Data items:
★ ★ ★ ★ ★ ★ ★
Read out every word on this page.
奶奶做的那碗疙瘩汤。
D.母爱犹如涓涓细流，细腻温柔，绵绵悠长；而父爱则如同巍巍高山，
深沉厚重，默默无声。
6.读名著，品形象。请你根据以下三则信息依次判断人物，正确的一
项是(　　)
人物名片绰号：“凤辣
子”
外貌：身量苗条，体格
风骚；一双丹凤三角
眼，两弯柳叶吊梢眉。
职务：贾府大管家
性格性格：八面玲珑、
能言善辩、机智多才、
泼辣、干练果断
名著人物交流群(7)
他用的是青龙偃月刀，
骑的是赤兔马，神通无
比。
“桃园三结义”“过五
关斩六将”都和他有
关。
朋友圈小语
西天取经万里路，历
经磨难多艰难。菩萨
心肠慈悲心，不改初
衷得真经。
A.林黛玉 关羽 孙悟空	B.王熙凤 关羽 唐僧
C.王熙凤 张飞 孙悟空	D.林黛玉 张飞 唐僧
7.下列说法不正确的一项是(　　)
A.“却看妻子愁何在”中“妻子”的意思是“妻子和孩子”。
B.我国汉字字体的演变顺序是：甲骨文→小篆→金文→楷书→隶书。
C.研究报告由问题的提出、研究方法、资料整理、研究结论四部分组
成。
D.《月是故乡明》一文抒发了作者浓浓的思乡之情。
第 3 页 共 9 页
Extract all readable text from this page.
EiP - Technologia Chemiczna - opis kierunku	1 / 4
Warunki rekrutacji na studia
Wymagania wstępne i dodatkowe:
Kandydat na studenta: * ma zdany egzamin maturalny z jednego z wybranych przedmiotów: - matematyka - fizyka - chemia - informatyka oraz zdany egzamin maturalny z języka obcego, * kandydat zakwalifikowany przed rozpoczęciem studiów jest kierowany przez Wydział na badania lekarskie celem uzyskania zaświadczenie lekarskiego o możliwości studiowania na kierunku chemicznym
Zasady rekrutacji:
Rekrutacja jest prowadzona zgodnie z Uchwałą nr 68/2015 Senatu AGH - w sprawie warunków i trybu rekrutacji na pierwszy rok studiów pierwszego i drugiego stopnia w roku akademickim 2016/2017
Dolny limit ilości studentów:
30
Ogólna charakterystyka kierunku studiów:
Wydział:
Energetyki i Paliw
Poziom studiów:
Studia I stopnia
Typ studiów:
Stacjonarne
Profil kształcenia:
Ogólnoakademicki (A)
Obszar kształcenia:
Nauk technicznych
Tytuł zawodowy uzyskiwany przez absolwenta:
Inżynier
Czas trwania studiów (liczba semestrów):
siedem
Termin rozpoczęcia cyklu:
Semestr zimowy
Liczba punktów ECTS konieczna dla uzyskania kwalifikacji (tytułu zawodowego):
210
★ ★ ★ ★ ★ ★ ★
-- Task instructions --
Identify the lines in the entries that hold "this" and return each one.

-- Response to the exercise --
Read out every word on this page.
Extract all readable text from this page.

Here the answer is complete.